● **Required work**
Search the data for the string "which" and extract every line where it appears.

[Dataset entries]
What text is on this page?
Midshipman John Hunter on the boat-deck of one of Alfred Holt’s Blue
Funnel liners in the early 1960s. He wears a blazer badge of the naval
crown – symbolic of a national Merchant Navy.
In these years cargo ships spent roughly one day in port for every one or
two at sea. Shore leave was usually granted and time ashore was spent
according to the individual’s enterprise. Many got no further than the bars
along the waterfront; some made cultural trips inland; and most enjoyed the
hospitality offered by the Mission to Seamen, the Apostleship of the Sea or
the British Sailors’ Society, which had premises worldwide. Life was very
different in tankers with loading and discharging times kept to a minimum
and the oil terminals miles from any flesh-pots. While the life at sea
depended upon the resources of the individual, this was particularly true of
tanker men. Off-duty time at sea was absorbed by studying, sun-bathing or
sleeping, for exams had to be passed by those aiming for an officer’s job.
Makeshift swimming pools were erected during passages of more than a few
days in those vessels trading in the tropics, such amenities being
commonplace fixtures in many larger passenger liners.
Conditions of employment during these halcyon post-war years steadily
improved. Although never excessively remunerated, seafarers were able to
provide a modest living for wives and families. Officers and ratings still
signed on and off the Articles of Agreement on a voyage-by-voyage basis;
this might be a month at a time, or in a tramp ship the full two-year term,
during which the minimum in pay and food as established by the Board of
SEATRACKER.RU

● **Reply**
the British Sailors’ Society, which had premises worldwide. Life was very
during which the minimum in pay and food as established by the Board of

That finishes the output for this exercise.